Given request
Find every line in the records below that holds the word "illő", and copy each one.
*** Records provided
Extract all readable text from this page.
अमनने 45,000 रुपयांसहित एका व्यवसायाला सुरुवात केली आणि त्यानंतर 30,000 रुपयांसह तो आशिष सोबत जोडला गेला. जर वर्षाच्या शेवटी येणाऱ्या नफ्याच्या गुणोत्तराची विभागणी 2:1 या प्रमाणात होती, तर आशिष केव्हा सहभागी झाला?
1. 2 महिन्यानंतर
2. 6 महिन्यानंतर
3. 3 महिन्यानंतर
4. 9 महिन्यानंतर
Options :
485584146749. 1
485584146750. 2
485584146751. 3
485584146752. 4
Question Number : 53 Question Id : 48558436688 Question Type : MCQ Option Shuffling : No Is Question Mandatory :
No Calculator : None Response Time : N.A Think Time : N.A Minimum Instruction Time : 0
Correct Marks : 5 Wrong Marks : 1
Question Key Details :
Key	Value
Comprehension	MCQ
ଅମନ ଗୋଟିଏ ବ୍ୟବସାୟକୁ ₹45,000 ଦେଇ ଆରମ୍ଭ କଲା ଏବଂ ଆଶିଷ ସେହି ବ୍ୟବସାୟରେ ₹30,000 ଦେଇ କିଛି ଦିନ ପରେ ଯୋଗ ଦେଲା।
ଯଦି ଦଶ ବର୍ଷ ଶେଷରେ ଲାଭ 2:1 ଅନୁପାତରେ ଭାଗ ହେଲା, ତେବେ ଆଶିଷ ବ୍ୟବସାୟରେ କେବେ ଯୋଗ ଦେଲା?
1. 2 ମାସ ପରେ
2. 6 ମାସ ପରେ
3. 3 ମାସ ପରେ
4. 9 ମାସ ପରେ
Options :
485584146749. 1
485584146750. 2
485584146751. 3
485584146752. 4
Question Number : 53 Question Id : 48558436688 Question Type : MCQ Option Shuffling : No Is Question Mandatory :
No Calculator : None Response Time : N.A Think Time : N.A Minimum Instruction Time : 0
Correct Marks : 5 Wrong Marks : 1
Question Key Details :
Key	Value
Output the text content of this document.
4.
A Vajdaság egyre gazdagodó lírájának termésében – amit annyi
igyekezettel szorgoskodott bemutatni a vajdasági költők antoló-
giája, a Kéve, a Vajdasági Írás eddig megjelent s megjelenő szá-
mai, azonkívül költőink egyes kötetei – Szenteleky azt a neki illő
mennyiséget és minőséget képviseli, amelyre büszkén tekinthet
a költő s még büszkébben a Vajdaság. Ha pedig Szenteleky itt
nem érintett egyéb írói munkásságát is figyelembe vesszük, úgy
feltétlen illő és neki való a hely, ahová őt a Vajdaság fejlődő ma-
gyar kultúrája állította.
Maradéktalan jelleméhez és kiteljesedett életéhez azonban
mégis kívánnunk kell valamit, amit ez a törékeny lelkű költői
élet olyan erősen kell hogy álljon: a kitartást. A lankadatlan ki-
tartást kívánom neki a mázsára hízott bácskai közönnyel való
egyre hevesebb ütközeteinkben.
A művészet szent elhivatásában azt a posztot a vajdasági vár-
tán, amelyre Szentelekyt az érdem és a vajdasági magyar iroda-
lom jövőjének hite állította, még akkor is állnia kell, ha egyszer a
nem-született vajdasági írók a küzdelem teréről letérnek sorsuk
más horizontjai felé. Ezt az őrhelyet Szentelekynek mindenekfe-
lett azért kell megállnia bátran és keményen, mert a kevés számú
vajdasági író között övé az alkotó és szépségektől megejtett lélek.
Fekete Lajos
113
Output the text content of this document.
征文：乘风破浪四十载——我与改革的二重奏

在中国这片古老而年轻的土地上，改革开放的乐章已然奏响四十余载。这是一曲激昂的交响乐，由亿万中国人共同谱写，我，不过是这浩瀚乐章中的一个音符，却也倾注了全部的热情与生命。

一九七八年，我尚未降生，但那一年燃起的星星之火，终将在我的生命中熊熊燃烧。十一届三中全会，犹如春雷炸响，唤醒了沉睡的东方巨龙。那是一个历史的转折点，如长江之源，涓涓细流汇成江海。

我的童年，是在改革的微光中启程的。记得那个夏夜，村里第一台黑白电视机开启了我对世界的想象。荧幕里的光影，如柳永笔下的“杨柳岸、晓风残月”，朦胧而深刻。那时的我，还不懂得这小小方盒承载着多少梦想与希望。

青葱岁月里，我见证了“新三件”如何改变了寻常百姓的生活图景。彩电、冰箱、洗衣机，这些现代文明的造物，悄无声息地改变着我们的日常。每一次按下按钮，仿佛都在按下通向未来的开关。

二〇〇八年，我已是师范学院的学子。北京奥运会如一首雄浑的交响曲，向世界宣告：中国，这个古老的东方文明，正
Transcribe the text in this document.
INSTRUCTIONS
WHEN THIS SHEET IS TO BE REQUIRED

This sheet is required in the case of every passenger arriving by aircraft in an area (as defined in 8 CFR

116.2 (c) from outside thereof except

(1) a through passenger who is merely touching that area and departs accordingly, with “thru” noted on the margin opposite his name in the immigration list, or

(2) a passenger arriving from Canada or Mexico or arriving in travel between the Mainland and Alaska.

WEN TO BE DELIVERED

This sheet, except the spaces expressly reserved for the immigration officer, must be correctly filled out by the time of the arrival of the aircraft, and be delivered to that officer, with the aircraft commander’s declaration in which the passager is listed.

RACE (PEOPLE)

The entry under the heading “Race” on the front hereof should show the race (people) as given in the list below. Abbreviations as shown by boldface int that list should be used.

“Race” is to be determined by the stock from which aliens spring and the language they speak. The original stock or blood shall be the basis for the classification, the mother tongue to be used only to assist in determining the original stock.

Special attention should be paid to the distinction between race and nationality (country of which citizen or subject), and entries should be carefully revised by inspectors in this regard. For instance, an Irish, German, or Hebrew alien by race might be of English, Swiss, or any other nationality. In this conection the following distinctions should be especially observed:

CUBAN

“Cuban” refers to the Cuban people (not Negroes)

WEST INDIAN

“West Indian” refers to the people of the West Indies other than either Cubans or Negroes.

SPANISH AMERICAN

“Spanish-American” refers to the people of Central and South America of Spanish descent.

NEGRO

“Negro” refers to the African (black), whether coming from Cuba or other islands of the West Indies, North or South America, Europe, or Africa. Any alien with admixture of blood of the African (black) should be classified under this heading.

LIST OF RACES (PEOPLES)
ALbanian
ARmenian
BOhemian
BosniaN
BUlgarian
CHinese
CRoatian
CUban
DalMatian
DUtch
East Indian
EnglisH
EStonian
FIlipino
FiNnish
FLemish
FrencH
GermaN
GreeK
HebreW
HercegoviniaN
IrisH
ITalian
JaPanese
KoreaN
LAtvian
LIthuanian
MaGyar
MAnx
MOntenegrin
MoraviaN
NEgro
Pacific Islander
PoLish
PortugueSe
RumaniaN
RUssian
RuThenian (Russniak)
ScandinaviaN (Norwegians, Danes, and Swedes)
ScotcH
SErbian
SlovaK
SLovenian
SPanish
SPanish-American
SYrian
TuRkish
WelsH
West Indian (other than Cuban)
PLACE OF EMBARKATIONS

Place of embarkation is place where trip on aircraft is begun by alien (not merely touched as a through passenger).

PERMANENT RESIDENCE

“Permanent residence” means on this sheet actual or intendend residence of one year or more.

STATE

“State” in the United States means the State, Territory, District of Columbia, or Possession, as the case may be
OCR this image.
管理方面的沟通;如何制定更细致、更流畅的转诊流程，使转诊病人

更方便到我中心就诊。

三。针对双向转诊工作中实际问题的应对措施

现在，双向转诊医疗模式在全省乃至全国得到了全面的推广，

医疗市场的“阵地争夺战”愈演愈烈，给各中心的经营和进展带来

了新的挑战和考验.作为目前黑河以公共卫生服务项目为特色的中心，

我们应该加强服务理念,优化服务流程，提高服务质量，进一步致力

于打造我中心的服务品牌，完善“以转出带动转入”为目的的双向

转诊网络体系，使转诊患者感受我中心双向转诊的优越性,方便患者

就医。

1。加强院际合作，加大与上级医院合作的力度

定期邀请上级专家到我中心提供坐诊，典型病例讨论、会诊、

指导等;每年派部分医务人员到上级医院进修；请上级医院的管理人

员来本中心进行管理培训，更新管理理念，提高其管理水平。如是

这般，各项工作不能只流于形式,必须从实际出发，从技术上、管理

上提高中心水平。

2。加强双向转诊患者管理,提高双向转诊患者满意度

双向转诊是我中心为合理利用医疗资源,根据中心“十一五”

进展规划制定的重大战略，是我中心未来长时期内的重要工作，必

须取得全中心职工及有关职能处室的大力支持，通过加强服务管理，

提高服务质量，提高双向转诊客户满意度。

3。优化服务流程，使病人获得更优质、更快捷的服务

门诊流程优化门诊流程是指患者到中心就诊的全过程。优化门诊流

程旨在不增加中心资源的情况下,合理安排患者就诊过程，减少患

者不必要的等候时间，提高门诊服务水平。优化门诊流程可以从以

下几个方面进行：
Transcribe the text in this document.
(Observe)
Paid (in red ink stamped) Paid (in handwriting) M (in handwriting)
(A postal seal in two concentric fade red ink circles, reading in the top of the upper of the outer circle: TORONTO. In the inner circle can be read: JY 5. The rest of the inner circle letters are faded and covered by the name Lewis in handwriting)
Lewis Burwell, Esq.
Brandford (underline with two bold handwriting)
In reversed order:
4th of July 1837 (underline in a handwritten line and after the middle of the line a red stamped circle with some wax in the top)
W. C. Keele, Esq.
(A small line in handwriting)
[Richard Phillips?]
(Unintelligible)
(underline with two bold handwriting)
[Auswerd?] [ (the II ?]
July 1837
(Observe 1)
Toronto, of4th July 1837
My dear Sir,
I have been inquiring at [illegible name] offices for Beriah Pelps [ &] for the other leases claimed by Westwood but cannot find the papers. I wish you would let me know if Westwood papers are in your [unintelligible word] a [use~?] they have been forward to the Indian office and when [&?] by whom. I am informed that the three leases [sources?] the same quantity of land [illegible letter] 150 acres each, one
******
Correct result
mai, azonkívül költőink egyes kötetei – Szenteleky azt a neki illő
feltétlen illő és neki való a hely, ahová őt a Vajdaság fejlődő ma-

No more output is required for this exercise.